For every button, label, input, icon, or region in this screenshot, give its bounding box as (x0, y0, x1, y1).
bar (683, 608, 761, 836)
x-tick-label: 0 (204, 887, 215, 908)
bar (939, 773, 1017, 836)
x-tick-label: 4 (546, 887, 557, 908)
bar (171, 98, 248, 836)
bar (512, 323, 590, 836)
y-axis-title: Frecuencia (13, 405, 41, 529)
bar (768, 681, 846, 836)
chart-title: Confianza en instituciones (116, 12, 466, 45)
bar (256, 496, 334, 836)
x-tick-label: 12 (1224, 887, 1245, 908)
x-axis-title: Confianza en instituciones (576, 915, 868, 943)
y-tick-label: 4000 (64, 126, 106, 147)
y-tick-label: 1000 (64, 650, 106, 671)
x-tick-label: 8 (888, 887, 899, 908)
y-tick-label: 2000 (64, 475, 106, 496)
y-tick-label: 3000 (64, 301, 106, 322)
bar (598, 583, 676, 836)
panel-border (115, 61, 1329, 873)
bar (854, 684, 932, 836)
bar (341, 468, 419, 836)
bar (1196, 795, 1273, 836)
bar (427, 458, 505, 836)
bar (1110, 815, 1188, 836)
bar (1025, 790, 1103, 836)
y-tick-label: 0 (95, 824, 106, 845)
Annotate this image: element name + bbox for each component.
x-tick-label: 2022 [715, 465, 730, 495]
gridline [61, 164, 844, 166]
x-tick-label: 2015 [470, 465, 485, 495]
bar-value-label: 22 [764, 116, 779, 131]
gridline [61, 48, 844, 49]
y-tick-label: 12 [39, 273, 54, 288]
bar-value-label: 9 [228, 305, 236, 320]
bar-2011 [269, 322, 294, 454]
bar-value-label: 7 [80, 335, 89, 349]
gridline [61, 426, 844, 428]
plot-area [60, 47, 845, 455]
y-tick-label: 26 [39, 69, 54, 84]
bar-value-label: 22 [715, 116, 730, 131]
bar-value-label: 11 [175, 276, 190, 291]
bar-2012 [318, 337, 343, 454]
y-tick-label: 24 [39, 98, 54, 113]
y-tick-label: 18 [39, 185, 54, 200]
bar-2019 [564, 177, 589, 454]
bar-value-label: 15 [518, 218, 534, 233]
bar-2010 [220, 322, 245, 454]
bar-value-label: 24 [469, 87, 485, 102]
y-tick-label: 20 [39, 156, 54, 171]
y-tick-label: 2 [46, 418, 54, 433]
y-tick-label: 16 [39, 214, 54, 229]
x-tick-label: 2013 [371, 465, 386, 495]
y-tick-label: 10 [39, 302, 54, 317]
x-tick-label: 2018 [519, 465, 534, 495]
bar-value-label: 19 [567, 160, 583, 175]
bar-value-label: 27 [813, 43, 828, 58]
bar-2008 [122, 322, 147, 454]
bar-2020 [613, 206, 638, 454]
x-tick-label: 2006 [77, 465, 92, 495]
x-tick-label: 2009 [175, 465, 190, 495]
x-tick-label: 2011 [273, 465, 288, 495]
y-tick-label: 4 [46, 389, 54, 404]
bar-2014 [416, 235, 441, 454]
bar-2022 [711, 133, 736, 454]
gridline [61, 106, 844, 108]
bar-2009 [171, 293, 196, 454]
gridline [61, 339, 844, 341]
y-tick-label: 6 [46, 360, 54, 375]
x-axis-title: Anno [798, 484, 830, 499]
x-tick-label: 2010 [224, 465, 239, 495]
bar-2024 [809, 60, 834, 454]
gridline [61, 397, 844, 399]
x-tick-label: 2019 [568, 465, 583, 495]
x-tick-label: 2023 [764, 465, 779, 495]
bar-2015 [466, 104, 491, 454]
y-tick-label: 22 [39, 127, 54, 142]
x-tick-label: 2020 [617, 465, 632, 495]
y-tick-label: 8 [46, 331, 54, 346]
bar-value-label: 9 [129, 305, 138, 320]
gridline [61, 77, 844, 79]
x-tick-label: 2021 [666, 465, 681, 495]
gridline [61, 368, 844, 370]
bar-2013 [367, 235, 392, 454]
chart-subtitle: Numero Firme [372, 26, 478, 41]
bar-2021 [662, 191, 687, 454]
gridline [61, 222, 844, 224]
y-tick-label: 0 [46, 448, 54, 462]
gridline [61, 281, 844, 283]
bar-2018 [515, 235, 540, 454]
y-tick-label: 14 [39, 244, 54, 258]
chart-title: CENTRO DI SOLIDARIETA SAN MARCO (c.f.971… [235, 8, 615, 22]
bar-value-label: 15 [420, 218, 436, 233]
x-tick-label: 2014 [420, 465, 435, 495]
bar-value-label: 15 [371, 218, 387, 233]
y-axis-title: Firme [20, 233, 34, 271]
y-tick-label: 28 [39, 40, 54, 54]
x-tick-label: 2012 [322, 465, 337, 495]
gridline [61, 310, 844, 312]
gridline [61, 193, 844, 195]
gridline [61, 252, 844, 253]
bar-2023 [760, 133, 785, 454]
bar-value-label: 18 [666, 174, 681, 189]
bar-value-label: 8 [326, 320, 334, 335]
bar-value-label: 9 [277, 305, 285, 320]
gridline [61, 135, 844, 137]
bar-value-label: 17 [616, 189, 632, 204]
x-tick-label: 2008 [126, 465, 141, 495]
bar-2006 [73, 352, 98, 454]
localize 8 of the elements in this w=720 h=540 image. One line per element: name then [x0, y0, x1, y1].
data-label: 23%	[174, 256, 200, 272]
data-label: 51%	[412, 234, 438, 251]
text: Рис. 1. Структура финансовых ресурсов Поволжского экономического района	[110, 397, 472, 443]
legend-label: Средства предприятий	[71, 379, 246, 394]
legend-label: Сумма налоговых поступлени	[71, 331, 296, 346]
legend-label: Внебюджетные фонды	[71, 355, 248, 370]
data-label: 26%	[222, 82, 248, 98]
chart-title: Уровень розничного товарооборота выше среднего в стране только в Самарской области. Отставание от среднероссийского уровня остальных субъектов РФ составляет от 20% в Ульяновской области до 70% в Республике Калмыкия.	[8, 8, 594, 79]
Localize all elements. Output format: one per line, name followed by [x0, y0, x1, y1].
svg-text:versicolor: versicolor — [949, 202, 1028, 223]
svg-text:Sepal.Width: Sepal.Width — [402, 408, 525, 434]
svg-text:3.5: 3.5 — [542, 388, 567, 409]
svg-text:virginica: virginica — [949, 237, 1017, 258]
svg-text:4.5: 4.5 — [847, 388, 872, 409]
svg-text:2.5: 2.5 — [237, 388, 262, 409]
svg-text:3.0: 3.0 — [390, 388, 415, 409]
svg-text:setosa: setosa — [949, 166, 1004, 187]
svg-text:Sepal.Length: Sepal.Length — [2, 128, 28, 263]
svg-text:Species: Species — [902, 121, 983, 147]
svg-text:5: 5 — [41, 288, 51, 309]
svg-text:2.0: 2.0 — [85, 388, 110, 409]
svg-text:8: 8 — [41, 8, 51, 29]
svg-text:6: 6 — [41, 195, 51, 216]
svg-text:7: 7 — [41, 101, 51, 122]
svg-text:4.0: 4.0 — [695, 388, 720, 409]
==========
> [SET EXERCISE]:
Recast the material as a JSON list of strings with one string per line, leaving out blank lines.

> [ANSWER TO THE PROBLEM]:
[
  "For every button, label, input, icon, or region in this screenshot, give its bounding box as (x0, y0, x1, y1).",
  "bar (683, 608, 761, 836)",
  "x-tick-label: 0 (204, 887, 215, 908)",
  "bar (939, 773, 1017, 836)",
  "x-tick-label: 4 (546, 887, 557, 908)",
  "bar (171, 98, 248, 836)",
  "bar (512, 323, 590, 836)",
  "y-axis-title: Frecuencia (13, 405, 41, 529)",
  "bar (768, 681, 846, 836)",
  "chart-title: Confianza en instituciones (116, 12, 466, 45)",
  "bar (256, 496, 334, 836)",
  "x-tick-label: 12 (1224, 887, 1245, 908)",
  "x-axis-title: Confianza en instituciones (576, 915, 868, 943)",
  "y-tick-label: 4000 (64, 126, 106, 147)",
  "y-tick-label: 1000 (64, 650, 106, 671)",
  "x-tick-label: 8 (888, 887, 899, 908)",
  "y-tick-label: 2000 (64, 475, 106, 496)",
  "y-tick-label: 3000 (64, 301, 106, 322)",
  "bar (598, 583, 676, 836)",
  "panel-border (115, 61, 1329, 873)",
  "bar (854, 684, 932, 836)",
  "bar (341, 468, 419, 836)",
  "bar (1196, 795, 1273, 836)",
  "bar (427, 458, 505, 836)",
  "bar (1110, 815, 1188, 836)",
  "bar (1025, 790, 1103, 836)",
  "y-tick-label: 0 (95, 824, 106, 845)",
  "Annotate this image: element name + bbox for each component.",
  "x-tick-label: 2022 [715, 465, 730, 495]",
  "gridline [61, 164, 844, 166]",
  "x-tick-label: 2015 [470, 465, 485, 495]",
  "bar-value-label: 22 [764, 116, 779, 131]",
  "gridline [61, 48, 844, 49]",
  "y-tick-label: 12 [39, 273, 54, 288]",
  "bar-value-label: 9 [228, 305, 236, 320]",
  "bar-2011 [269, 322, 294, 454]",
  "bar-value-label: 7 [80, 335, 89, 349]",
  "gridline [61, 426, 844, 428]",
  "plot-area [60, 47, 845, 455]",
  "y-tick-label: 26 [39, 69, 54, 84]",
  "bar-value-label: 22 [715, 116, 730, 131]",
  "bar-value-label: 11 [175, 276, 190, 291]",
  "bar-2012 [318, 337, 343, 454]",
  "y-tick-label: 24 [39, 98, 54, 113]",
  "y-tick-label: 18 [39, 185, 54, 200]",
  "bar-2019 [564, 177, 589, 454]",
  "bar-value-label: 15 [518, 218, 534, 233]",
  "bar-2010 [220, 322, 245, 454]",
  "bar-value-label: 24 [469, 87, 485, 102]",
  "y-tick-label: 20 [39, 156, 54, 171]",
  "y-tick-label: 2 [46, 418, 54, 433]",
  "y-tick-label: 16 [39, 214, 54, 229]",
  "x-tick-label: 2013 [371, 465, 386, 495]",
  "y-tick-label: 10 [39, 302, 54, 317]",
  "x-tick-label: 2018 [519, 465, 534, 495]",
  "bar-value-label: 19 [567, 160, 583, 175]",
  "bar-value-label: 27 [813, 43, 828, 58]",
  "bar-2008 [122, 322, 147, 454]",
  "bar-2020 [613, 206, 638, 454]",
  "x-tick-label: 2006 [77, 465, 92, 495]",
  "x-tick-label: 2009 [175, 465, 190, 495]",
  "x-tick-label: 2011 [273, 465, 288, 495]",
  "y-tick-label: 4 [46, 389, 54, 404]",
  "bar-2014 [416, 235, 441, 454]",
  "bar-2022 [711, 133, 736, 454]",
  "gridline [61, 106, 844, 108]",
  "bar-2009 [171, 293, 196, 454]",
  "gridline [61, 339, 844, 341]",
  "y-tick-label: 6 [46, 360, 54, 375]",
  "x-axis-title: Anno [798, 484, 830, 499]",
  "x-tick-label: 2010 [224, 465, 239, 495]",
  "bar-2024 [809, 60, 834, 454]",
  "gridline [61, 397, 844, 399]",
  "x-tick-label: 2019 [568, 465, 583, 495]",
  "x-tick-label: 2023 [764, 465, 779, 495]",
  "bar-2015 [466, 104, 491, 454]",
  "y-tick-label: 22 [39, 127, 54, 142]",
  "x-tick-label: 2020 [617, 465, 632, 495]",
  "y-tick-label: 8 [46, 331, 54, 346]",
  "bar-value-label: 9 [129, 305, 138, 320]",
  "gridline [61, 77, 844, 79]",
  "x-tick-label: 2021 [666, 465, 681, 495]",
  "gridline [61, 368, 844, 370]",
  "bar-2013 [367, 235, 392, 454]",
  "chart-subtitle: Numero Firme [372, 26, 478, 41]",
  "bar-2021 [662, 191, 687, 454]",
  "gridline [61, 222, 844, 224]",
  "y-tick-label: 0 [46, 448, 54, 462]",
  "gridline [61, 281, 844, 283]",
  "bar-2018 [515, 235, 540, 454]",
  "y-tick-label: 14 [39, 244, 54, 258]",
  "chart-title: CENTRO DI SOLIDARIETA SAN MARCO (c.f.971… [235, 8, 615, 22]",
  "bar-value-label: 15 [420, 218, 436, 233]",
  "x-tick-label: 2014 [420, 465, 435, 495]",
  "bar-value-label: 15 [371, 218, 387, 233]",
  "y-axis-title: Firme [20, 233, 34, 271]",
  "y-tick-label: 28 [39, 40, 54, 54]",
  "x-tick-label: 2012 [322, 465, 337, 495]",
  "gridline [61, 310, 844, 312]",
  "gridline [61, 193, 844, 195]",
  "gridline [61, 252, 844, 253]",
  "bar-2023 [760, 133, 785, 454]",
  "bar-value-label: 18 [666, 174, 681, 189]",
  "bar-value-label: 8 [326, 320, 334, 335]",
  "bar-value-label: 9 [277, 305, 285, 320]",
  "gridline [61, 135, 844, 137]",
  "bar-value-label: 17 [616, 189, 632, 204]",
  "x-tick-label: 2008 [126, 465, 141, 495]",
  "bar-2006 [73, 352, 98, 454]",
  "localize 8 of the elements in this w=720 h=540 image. One line per element: name then [x0, y0, x1, y1].",
  "data-label: 23%\t[174, 256, 200, 272]",
  "data-label: 51%\t[412, 234, 438, 251]",
  "text: Рис. 1. Структура финансовых ресурсов Поволжского экономического района\t[110, 397, 472, 443]",
  "legend-label: Средства предприятий\t[71, 379, 246, 394]",
  "legend-label: Сумма налоговых поступлени\t[71, 331, 296, 346]",
  "legend-label: Внебюджетные фонды\t[71, 355, 248, 370]",
  "data-label: 26%\t[222, 82, 248, 98]",
  "chart-title: Уровень розничного товарооборота выше среднего в стране только в Самарской области. Отставание от среднероссийского уровня остальных субъектов РФ составляет от 20% в Ульяновской области до 70% в Республике Калмыкия.\t[8, 8, 594, 79]",
  "Localize all elements. Output format: one per line, name followed by [x0, y0, x1, y1].",
  "svg-text:versicolor: versicolor — [949, 202, 1028, 223]",
  "svg-text:Sepal.Width: Sepal.Width — [402, 408, 525, 434]",
  "svg-text:3.5: 3.5 — [542, 388, 567, 409]",
  "svg-text:virginica: virginica — [949, 237, 1017, 258]",
  "svg-text:4.5: 4.5 — [847, 388, 872, 409]",
  "svg-text:2.5: 2.5 — [237, 388, 262, 409]",
  "svg-text:3.0: 3.0 — [390, 388, 415, 409]",
  "svg-text:setosa: setosa — [949, 166, 1004, 187]",
  "svg-text:Sepal.Length: Sepal.Length — [2, 128, 28, 263]",
  "svg-text:Species: Species — [902, 121, 983, 147]",
  "svg-text:5: 5 — [41, 288, 51, 309]",
  "svg-text:2.0: 2.0 — [85, 388, 110, 409]",
  "svg-text:8: 8 — [41, 8, 51, 29]",
  "svg-text:6: 6 — [41, 195, 51, 216]",
  "svg-text:7: 7 — [41, 101, 51, 122]",
  "svg-text:4.0: 4.0 — [695, 388, 720, 409]"
]